Repeat the whole listing below, word for word.
## start
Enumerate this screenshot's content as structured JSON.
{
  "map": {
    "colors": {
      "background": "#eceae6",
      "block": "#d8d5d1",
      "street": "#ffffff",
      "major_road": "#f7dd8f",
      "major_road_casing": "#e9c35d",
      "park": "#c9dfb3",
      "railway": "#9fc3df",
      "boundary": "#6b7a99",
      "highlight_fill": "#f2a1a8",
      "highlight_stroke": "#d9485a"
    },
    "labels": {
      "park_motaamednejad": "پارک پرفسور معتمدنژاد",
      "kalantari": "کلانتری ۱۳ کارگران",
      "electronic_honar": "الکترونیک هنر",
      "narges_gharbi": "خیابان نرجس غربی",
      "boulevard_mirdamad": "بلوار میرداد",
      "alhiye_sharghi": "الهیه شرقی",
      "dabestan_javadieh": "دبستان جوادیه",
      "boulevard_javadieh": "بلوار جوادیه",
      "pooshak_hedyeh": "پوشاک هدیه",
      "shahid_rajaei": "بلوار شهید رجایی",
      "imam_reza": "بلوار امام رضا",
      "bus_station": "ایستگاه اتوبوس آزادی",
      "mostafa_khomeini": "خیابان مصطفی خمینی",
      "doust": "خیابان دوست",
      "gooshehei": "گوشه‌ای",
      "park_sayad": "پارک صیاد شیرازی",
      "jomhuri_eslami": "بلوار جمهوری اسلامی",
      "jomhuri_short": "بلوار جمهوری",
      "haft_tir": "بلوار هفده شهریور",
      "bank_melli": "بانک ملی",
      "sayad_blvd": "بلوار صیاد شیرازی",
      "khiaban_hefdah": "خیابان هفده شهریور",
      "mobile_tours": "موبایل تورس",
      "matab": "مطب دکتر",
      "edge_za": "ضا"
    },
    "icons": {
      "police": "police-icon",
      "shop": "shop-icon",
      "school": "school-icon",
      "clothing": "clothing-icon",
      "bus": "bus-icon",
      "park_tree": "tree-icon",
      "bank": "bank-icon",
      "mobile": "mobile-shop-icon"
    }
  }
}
## end
[Expected output]
Enumerate this screenshot's content as structured JSON.
{
  "map": {
    "colors": {
      "background": "#eceae6",
      "block": "#d8d5d1",
      "street": "#ffffff",
      "major_road": "#f7dd8f",
      "major_road_casing": "#e9c35d",
      "park": "#c9dfb3",
      "railway": "#9fc3df",
      "boundary": "#6b7a99",
      "highlight_fill": "#f2a1a8",
      "highlight_stroke": "#d9485a"
    },
    "labels": {
      "park_motaamednejad": "پارک پرفسور معتمدنژاد",
      "kalantari": "کلانتری ۱۳ کارگران",
      "electronic_honar": "الکترونیک هنر",
      "narges_gharbi": "خیابان نرجس غربی",
      "boulevard_mirdamad": "بلوار میرداد",
      "alhiye_sharghi": "الهیه شرقی",
      "dabestan_javadieh": "دبستان جوادیه",
      "boulevard_javadieh": "بلوار جوادیه",
      "pooshak_hedyeh": "پوشاک هدیه",
      "shahid_rajaei": "بلوار شهید رجایی",
      "imam_reza": "بلوار امام رضا",
      "bus_station": "ایستگاه اتوبوس آزادی",
      "mostafa_khomeini": "خیابان مصطفی خمینی",
      "doust": "خیابان دوست",
      "gooshehei": "گوشه‌ای",
      "park_sayad": "پارک صیاد شیرازی",
      "jomhuri_eslami": "بلوار جمهوری اسلامی",
      "jomhuri_short": "بلوار جمهوری",
      "haft_tir": "بلوار هفده شهریور",
      "bank_melli": "بانک ملی",
      "sayad_blvd": "بلوار صیاد شیرازی",
      "khiaban_hefdah": "خیابان هفده شهریور",
      "mobile_tours": "موبایل تورس",
      "matab": "مطب دکتر",
      "edge_za": "ضا"
    },
    "icons": {
      "police": "police-icon",
      "shop": "shop-icon",
      "school": "school-icon",
      "clothing": "clothing-icon",
      "bus": "bus-icon",
      "park_tree": "tree-icon",
      "bank": "bank-icon",
      "mobile": "mobile-shop-icon"
    }
  }
}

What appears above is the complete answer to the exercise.